What is expected: Lift out all lines below that contain "title".

[Records that describe figures]
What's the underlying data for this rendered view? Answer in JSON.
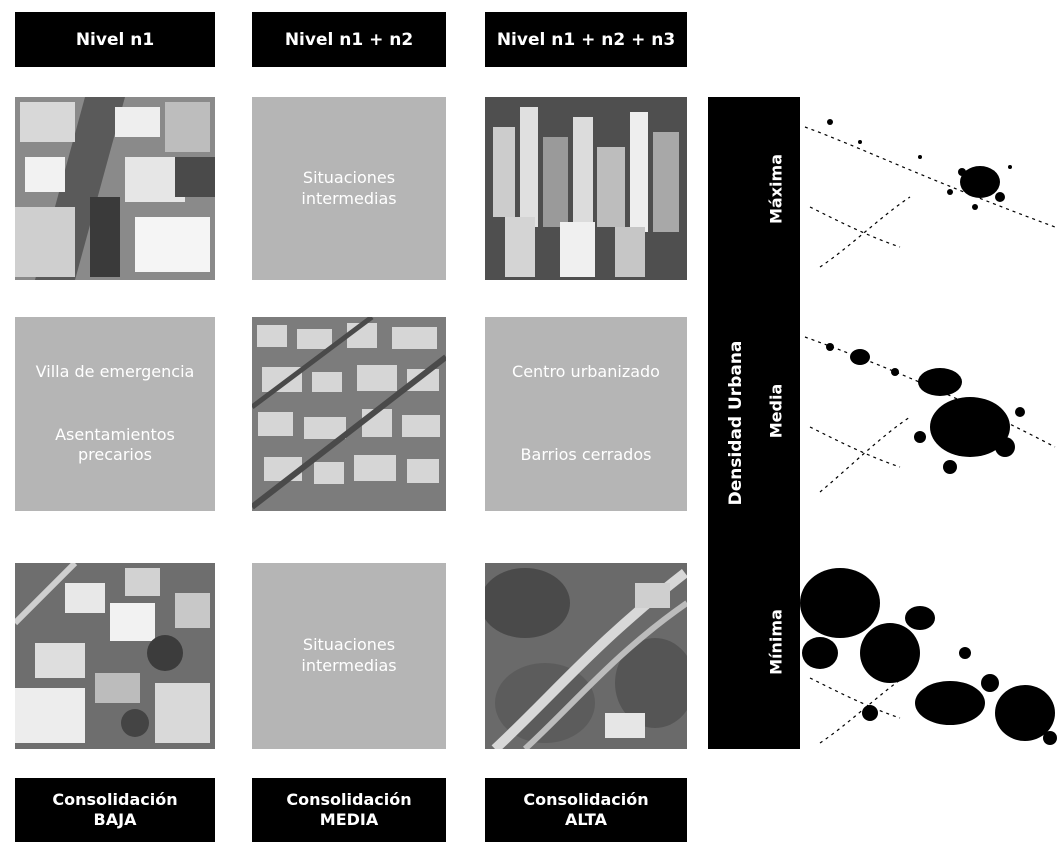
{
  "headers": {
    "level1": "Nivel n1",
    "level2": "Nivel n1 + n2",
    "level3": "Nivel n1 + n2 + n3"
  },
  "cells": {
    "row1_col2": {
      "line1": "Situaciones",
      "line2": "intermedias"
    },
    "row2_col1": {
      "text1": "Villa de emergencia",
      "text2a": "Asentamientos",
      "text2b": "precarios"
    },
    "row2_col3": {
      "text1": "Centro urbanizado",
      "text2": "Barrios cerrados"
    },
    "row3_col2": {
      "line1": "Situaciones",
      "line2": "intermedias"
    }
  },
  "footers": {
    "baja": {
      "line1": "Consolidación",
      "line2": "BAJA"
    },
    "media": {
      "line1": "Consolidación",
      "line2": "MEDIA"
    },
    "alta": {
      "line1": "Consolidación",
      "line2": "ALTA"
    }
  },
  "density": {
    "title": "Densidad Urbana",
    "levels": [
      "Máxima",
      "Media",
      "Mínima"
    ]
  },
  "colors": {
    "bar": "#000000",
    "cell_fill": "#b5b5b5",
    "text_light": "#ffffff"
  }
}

--

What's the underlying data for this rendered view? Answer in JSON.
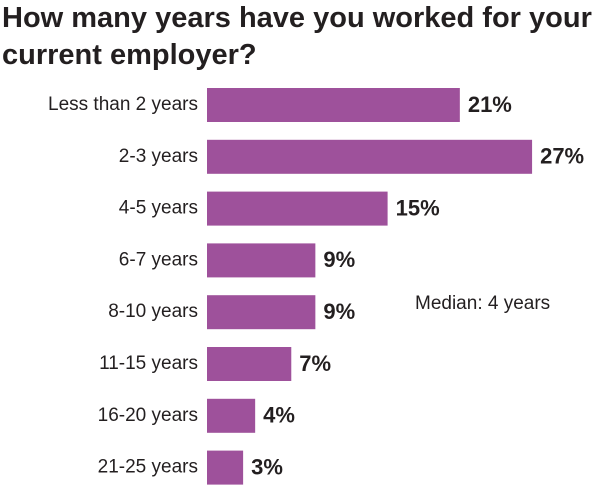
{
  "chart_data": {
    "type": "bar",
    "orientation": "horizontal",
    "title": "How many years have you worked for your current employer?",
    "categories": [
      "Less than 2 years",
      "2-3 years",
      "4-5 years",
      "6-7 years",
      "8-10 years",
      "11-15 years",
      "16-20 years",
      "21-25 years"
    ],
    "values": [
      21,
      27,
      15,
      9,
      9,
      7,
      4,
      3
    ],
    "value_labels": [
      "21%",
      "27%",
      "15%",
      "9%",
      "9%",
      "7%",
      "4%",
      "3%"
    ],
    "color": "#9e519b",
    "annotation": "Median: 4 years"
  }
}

Answer for this exercise:
    "title": "Densidad Urbana",
    "title": "How many years have you worked for your current employer?",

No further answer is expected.